◆ **What you should do**: Scan the data below for the string "EURUSD". Show every line where it turns up.

◆ **Data entries for graphics**:
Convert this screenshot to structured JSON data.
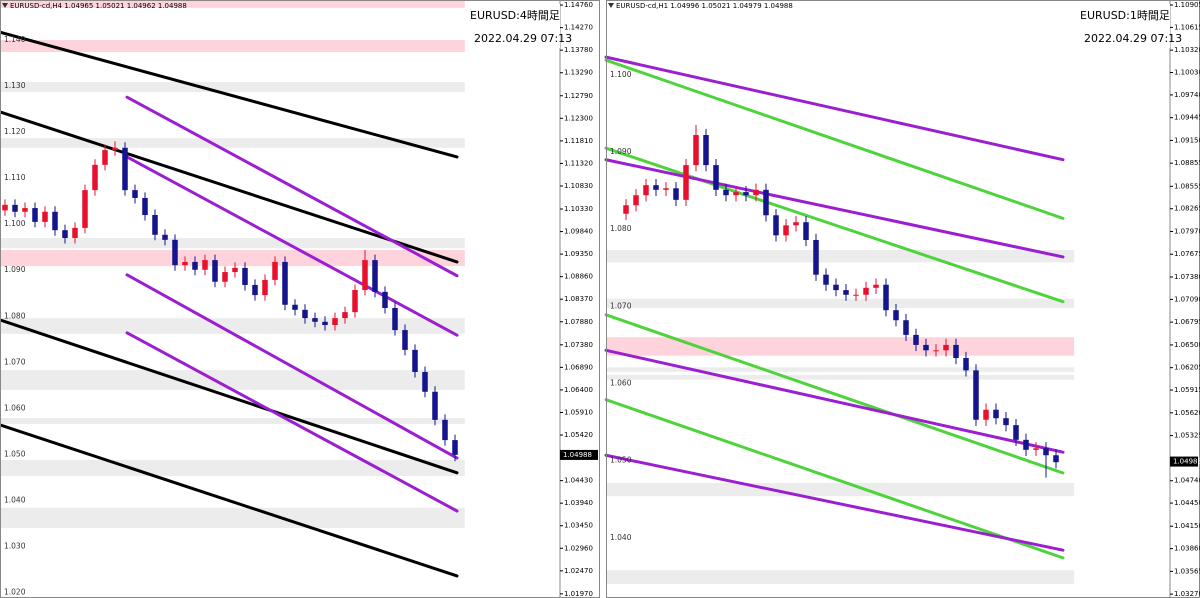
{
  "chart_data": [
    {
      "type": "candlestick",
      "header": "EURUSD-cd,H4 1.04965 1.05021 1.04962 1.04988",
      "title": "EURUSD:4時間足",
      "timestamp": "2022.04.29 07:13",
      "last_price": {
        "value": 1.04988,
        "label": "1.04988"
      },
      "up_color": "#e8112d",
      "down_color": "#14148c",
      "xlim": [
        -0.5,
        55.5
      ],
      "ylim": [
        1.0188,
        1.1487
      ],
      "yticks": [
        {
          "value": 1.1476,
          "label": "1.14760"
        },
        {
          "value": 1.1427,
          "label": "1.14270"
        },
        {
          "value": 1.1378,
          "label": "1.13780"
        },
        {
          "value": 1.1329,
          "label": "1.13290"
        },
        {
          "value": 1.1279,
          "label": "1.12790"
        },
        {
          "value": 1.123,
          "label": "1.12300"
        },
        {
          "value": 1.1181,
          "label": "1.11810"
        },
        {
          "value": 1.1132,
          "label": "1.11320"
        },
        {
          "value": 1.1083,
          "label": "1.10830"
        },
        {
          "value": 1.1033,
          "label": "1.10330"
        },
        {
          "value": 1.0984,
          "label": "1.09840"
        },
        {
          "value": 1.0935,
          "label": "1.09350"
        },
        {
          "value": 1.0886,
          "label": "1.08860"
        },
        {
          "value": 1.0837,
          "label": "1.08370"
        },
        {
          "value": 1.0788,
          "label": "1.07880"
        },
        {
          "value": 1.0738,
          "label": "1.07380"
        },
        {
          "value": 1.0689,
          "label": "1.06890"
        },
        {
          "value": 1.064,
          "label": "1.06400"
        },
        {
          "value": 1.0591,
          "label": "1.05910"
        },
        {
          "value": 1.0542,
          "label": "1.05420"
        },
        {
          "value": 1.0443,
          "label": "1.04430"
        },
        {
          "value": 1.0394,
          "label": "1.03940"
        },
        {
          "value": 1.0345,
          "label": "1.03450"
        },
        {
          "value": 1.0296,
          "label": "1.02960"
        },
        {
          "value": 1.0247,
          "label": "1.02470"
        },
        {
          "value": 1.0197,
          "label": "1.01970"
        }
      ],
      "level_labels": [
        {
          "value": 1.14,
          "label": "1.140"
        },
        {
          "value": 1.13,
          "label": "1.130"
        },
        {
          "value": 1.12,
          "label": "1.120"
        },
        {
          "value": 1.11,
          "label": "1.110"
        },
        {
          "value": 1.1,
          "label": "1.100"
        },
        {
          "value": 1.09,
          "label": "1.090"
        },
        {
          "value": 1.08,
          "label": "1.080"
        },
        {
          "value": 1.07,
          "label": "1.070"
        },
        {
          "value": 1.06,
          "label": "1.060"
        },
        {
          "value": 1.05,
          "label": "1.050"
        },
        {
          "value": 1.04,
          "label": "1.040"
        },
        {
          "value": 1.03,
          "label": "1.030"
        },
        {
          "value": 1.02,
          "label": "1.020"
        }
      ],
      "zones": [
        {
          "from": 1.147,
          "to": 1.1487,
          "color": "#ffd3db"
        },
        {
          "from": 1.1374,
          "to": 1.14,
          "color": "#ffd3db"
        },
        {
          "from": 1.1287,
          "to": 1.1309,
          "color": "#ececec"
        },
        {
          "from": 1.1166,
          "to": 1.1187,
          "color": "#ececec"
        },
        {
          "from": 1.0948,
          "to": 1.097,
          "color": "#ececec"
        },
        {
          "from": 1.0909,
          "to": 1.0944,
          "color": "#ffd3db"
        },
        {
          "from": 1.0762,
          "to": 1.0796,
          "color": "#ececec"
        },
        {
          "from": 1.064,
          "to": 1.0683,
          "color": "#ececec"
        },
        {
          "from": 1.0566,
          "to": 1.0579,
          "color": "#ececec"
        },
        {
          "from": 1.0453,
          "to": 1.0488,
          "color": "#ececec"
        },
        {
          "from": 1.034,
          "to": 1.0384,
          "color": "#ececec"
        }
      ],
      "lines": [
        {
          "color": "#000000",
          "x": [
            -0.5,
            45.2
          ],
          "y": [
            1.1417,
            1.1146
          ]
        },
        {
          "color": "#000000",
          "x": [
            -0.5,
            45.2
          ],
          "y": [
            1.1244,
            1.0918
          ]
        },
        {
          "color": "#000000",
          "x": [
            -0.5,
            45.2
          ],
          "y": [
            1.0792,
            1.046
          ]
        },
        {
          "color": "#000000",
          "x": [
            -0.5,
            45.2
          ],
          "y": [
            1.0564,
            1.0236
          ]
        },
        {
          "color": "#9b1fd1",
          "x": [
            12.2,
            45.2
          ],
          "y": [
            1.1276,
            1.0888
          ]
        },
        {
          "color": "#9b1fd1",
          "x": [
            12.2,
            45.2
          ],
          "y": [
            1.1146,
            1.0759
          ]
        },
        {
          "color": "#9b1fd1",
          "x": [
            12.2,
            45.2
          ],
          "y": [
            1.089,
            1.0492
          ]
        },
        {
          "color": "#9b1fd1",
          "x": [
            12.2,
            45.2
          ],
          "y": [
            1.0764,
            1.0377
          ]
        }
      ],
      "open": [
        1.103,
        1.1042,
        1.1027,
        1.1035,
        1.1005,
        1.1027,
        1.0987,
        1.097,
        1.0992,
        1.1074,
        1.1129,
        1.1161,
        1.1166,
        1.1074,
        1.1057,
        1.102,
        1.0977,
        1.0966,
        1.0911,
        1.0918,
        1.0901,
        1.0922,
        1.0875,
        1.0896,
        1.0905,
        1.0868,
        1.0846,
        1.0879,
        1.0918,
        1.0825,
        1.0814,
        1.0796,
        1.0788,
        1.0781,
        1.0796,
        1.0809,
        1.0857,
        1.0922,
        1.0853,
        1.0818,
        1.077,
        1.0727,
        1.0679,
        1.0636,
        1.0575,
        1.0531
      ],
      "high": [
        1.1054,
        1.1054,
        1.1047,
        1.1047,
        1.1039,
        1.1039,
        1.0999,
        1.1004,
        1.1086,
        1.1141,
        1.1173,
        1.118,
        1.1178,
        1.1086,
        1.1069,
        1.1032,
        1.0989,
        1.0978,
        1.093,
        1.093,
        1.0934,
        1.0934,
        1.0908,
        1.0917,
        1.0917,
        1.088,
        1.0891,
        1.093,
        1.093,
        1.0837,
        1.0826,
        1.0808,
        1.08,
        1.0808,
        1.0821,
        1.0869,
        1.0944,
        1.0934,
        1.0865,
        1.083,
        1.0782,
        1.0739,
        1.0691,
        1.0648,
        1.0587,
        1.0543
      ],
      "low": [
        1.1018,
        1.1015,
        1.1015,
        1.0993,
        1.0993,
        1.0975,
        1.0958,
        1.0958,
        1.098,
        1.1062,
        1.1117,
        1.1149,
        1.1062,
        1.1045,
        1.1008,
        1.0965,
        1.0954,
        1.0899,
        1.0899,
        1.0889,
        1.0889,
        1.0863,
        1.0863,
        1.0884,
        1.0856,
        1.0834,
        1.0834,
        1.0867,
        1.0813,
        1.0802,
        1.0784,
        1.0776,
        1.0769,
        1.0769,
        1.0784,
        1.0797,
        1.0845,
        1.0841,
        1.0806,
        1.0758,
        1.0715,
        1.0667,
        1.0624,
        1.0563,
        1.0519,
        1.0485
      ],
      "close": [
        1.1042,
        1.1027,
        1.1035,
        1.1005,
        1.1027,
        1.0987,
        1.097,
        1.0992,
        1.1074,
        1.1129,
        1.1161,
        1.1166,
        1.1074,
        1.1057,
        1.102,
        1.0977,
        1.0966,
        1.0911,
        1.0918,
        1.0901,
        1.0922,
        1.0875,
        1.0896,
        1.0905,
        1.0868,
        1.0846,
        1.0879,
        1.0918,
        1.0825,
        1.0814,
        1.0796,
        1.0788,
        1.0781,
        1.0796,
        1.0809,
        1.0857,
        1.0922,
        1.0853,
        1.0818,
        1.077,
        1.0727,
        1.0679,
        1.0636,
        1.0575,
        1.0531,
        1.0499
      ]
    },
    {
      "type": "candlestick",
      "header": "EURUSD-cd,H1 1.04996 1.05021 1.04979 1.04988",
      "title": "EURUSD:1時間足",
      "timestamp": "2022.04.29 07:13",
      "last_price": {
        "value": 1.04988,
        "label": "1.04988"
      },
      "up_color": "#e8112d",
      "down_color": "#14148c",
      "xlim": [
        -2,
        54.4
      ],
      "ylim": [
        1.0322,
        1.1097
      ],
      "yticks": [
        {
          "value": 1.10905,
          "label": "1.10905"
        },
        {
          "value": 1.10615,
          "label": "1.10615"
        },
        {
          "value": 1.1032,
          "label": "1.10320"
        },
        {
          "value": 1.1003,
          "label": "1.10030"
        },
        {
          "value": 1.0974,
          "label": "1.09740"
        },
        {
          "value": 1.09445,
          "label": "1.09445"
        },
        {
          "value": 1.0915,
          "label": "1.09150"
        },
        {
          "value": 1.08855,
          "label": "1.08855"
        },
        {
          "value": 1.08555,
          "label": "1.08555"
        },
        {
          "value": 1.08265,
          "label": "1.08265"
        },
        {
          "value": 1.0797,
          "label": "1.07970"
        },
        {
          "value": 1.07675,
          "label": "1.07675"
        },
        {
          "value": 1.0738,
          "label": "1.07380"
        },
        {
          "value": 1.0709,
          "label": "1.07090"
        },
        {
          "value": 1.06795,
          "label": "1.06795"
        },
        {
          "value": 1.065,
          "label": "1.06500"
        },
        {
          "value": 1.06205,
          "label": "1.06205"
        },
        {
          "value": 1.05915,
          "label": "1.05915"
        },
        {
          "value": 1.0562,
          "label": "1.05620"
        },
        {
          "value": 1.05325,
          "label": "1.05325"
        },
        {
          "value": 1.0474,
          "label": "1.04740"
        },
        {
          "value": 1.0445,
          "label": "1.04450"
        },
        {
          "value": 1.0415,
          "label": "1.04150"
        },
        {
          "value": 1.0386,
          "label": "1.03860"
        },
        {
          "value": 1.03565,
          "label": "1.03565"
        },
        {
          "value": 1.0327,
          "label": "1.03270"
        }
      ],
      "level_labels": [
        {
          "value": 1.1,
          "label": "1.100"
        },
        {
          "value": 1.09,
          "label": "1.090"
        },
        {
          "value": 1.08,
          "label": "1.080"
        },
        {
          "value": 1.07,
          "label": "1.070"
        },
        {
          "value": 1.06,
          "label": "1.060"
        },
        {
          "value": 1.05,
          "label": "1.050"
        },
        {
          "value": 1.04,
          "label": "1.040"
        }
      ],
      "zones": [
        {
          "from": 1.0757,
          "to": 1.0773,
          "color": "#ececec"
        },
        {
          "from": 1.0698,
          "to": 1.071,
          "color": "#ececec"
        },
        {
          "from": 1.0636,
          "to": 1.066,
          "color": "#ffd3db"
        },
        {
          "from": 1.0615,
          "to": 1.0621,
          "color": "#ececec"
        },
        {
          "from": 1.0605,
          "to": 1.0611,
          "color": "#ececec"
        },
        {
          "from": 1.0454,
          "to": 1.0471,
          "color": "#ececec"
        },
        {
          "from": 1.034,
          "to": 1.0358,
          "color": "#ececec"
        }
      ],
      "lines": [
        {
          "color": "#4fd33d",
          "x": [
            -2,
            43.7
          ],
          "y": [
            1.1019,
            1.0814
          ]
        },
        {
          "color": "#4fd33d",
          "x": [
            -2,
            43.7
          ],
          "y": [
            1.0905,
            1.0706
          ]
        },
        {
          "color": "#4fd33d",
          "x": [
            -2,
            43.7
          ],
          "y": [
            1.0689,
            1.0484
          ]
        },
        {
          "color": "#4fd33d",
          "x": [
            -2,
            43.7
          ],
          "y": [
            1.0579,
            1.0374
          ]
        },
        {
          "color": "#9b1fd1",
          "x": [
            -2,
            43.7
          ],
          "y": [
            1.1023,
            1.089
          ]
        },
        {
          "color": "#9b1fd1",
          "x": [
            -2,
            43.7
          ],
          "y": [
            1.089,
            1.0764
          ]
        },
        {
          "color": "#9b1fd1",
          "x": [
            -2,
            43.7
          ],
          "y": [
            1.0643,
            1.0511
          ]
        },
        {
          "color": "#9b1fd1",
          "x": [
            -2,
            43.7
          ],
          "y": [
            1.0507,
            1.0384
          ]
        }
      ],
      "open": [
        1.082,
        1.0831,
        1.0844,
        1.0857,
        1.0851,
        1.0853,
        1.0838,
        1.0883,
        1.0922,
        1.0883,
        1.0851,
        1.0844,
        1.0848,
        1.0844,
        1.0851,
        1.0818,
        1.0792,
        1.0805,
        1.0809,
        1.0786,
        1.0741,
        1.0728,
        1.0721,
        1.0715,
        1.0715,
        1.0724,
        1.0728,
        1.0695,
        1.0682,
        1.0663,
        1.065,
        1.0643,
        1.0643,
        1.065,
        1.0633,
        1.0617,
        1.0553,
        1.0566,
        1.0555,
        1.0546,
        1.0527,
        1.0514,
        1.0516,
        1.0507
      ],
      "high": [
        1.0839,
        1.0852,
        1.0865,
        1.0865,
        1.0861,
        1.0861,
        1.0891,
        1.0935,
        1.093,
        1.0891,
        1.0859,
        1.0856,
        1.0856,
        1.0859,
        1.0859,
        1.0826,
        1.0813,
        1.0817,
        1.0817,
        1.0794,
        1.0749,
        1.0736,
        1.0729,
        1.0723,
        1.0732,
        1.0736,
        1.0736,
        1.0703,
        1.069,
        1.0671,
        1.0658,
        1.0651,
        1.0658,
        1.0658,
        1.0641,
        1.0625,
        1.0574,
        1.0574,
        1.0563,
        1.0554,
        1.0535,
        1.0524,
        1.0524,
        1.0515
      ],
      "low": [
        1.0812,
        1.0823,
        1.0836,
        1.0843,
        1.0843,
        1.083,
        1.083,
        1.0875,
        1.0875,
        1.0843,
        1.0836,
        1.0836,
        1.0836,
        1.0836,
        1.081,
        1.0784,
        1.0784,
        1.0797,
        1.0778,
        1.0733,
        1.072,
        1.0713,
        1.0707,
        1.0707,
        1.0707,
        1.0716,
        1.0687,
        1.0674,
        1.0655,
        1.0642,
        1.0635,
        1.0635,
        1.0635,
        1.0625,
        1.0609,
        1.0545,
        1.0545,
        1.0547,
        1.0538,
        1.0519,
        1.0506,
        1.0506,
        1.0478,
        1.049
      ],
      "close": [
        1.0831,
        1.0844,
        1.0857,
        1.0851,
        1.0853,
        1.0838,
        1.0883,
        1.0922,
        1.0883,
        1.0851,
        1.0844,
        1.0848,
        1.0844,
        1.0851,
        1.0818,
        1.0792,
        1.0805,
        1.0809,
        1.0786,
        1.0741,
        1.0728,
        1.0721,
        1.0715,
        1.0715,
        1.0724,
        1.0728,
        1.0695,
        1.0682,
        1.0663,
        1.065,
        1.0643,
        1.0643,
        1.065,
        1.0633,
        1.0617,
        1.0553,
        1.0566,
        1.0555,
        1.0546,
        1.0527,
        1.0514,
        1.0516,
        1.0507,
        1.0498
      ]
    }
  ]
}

◆ **Solved problem**:
      "header": "EURUSD-cd,H4 1.04965 1.05021 1.04962 1.04988",
      "title": "EURUSD:4時間足",
      "header": "EURUSD-cd,H1 1.04996 1.05021 1.04979 1.04988",
      "title": "EURUSD:1時間足",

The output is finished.